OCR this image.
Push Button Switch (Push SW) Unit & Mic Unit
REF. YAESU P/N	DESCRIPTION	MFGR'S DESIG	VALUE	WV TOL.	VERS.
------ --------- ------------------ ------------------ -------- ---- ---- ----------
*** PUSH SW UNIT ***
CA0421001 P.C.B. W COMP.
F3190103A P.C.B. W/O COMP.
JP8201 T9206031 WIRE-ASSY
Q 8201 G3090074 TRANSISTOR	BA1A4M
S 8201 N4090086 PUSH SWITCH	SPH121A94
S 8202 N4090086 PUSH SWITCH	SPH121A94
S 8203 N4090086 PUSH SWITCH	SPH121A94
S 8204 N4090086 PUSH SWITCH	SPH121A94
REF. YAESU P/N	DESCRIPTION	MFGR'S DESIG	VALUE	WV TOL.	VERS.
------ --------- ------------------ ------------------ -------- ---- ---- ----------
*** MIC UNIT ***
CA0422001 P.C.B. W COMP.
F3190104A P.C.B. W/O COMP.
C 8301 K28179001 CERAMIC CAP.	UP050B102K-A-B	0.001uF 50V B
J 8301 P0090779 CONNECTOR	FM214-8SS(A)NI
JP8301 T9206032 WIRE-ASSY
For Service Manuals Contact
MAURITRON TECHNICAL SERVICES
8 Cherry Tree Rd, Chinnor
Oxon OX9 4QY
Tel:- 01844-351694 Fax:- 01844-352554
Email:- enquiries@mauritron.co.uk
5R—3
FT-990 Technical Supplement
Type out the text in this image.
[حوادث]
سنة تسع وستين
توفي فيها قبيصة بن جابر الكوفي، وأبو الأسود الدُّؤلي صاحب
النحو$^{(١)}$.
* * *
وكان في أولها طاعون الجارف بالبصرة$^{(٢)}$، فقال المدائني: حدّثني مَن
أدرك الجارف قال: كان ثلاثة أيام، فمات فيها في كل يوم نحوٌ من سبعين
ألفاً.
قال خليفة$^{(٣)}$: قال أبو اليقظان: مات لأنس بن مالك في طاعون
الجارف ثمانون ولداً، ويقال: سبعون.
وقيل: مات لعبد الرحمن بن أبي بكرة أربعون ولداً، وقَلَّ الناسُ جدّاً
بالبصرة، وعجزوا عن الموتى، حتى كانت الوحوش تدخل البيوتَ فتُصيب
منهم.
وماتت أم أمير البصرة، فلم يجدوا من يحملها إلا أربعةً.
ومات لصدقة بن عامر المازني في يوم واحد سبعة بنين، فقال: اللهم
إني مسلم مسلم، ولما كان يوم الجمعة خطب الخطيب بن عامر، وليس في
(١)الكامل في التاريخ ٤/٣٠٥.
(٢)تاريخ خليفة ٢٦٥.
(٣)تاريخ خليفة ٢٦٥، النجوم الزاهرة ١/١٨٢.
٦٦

=-=-=-=-=

WRITTEN INSTRUCTION.
From the records above, extract every entry verbatim.

COMPLETE ANSWER.
OCR this image.
Push Button Switch (Push SW) Unit & Mic Unit
REF. YAESU P/N	DESCRIPTION	MFGR'S DESIG	VALUE	WV TOL.	VERS.
------ --------- ------------------ ------------------ -------- ---- ---- ----------
*** PUSH SW UNIT ***
CA0421001 P.C.B. W COMP.
F3190103A P.C.B. W/O COMP.
JP8201 T9206031 WIRE-ASSY
Q 8201 G3090074 TRANSISTOR	BA1A4M
S 8201 N4090086 PUSH SWITCH	SPH121A94
S 8202 N4090086 PUSH SWITCH	SPH121A94
S 8203 N4090086 PUSH SWITCH	SPH121A94
S 8204 N4090086 PUSH SWITCH	SPH121A94
REF. YAESU P/N	DESCRIPTION	MFGR'S DESIG	VALUE	WV TOL.	VERS.
------ --------- ------------------ ------------------ -------- ---- ---- ----------
*** MIC UNIT ***
CA0422001 P.C.B. W COMP.
F3190104A P.C.B. W/O COMP.
C 8301 K28179001 CERAMIC CAP.	UP050B102K-A-B	0.001uF 50V B
J 8301 P0090779 CONNECTOR	FM214-8SS(A)NI
JP8301 T9206032 WIRE-ASSY
For Service Manuals Contact
MAURITRON TECHNICAL SERVICES
8 Cherry Tree Rd, Chinnor
Oxon OX9 4QY
Tel:- 01844-351694 Fax:- 01844-352554
Email:- enquiries@mauritron.co.uk
5R—3
FT-990 Technical Supplement
Type out the text in this image.
[حوادث]
سنة تسع وستين
توفي فيها قبيصة بن جابر الكوفي، وأبو الأسود الدُّؤلي صاحب
النحو$^{(١)}$.
* * *
وكان في أولها طاعون الجارف بالبصرة$^{(٢)}$، فقال المدائني: حدّثني مَن
أدرك الجارف قال: كان ثلاثة أيام، فمات فيها في كل يوم نحوٌ من سبعين
ألفاً.
قال خليفة$^{(٣)}$: قال أبو اليقظان: مات لأنس بن مالك في طاعون
الجارف ثمانون ولداً، ويقال: سبعون.
وقيل: مات لعبد الرحمن بن أبي بكرة أربعون ولداً، وقَلَّ الناسُ جدّاً
بالبصرة، وعجزوا عن الموتى، حتى كانت الوحوش تدخل البيوتَ فتُصيب
منهم.
وماتت أم أمير البصرة، فلم يجدوا من يحملها إلا أربعةً.
ومات لصدقة بن عامر المازني في يوم واحد سبعة بنين، فقال: اللهم
إني مسلم مسلم، ولما كان يوم الجمعة خطب الخطيب بن عامر، وليس في
(١)الكامل في التاريخ ٤/٣٠٥.
(٢)تاريخ خليفة ٢٦٥.
(٣)تاريخ خليفة ٢٦٥، النجوم الزاهرة ١/١٨٢.
٦٦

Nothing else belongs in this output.